**Instructions to follow:**
Among the lines listed below, count those that include the string "riferimento", and state only the count.

**Exercise input:**
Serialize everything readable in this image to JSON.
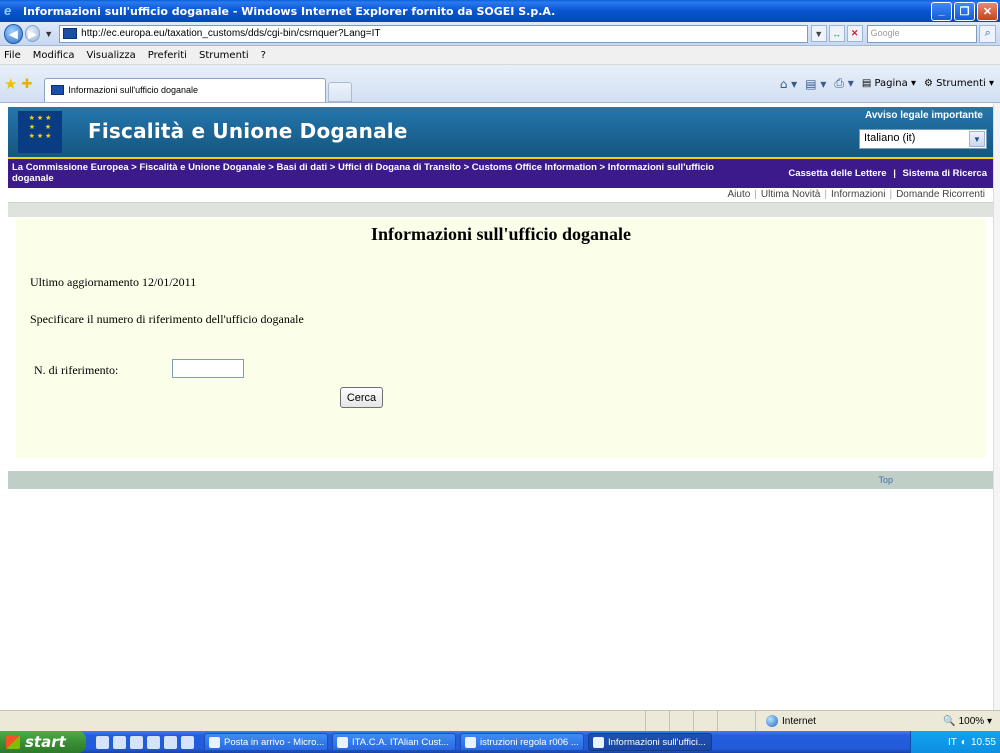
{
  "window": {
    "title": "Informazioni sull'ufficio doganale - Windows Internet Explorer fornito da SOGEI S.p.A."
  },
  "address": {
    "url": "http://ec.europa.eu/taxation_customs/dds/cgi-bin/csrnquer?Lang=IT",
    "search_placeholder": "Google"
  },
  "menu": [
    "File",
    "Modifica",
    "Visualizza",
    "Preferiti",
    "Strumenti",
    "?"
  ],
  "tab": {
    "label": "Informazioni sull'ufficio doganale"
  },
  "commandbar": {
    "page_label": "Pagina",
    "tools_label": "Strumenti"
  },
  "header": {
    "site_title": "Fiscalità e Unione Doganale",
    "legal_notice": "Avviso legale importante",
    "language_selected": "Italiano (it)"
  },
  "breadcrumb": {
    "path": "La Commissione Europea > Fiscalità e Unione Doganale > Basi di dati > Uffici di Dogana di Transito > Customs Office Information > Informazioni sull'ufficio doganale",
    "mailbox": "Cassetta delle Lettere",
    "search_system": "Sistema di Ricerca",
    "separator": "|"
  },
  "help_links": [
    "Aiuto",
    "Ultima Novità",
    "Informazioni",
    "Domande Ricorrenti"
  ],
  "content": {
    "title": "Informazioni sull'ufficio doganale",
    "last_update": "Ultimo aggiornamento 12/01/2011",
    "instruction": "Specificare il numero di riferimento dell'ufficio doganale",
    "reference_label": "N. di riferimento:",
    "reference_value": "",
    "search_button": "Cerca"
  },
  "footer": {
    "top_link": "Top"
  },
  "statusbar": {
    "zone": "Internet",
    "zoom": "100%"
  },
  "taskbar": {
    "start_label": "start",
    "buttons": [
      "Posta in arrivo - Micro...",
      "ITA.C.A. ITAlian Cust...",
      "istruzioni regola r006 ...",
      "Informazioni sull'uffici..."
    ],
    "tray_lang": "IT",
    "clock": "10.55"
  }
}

**Exercise output:**
2